Supplied information —
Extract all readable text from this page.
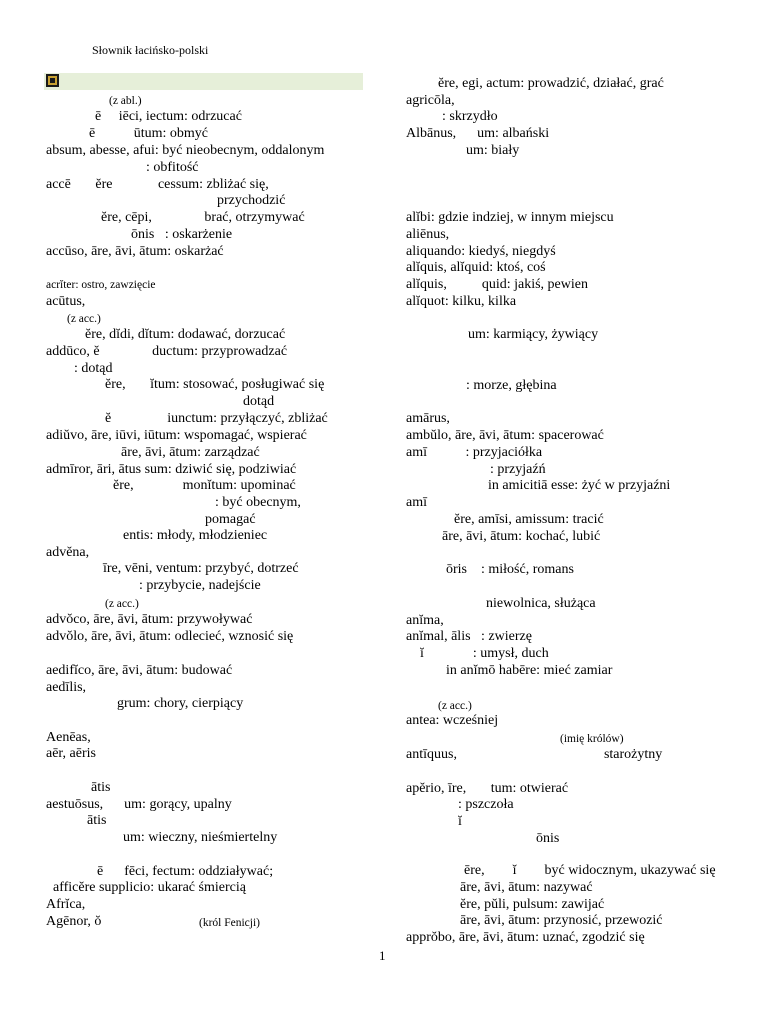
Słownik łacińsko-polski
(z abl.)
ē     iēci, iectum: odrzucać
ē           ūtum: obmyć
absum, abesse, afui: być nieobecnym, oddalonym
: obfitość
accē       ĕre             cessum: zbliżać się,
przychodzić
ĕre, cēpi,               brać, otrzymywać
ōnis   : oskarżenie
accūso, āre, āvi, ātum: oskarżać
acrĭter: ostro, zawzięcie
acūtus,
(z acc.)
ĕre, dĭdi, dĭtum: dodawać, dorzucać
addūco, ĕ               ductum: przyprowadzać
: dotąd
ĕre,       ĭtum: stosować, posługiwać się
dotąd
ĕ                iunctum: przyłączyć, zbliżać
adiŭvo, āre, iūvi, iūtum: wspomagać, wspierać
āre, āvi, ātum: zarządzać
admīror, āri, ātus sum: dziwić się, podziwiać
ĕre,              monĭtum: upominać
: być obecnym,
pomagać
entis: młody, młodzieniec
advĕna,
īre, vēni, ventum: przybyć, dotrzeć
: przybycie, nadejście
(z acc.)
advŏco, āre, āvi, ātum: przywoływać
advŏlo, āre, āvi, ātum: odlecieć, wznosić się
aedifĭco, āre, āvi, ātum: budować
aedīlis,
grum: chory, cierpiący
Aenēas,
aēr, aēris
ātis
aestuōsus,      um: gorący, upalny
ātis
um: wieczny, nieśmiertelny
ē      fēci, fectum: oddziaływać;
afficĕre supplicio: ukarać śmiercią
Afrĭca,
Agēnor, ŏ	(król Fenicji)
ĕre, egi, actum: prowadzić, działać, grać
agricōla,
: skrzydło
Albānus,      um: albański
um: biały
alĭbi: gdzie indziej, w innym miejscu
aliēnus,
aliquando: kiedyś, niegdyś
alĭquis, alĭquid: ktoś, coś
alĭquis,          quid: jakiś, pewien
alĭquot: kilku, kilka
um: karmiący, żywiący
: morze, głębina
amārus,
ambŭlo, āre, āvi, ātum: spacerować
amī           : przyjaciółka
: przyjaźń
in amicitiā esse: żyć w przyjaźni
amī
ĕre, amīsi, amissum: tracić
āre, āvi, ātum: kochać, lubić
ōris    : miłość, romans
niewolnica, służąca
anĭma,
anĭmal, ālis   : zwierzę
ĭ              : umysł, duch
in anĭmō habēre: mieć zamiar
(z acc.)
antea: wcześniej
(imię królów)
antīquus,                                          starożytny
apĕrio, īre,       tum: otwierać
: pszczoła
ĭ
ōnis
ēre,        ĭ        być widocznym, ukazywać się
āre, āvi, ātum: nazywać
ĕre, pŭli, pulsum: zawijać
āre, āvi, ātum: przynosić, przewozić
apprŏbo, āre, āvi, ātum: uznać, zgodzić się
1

Exercise —
State how many lines include the string "alĭquis", and nothing more.

Worked solution —
2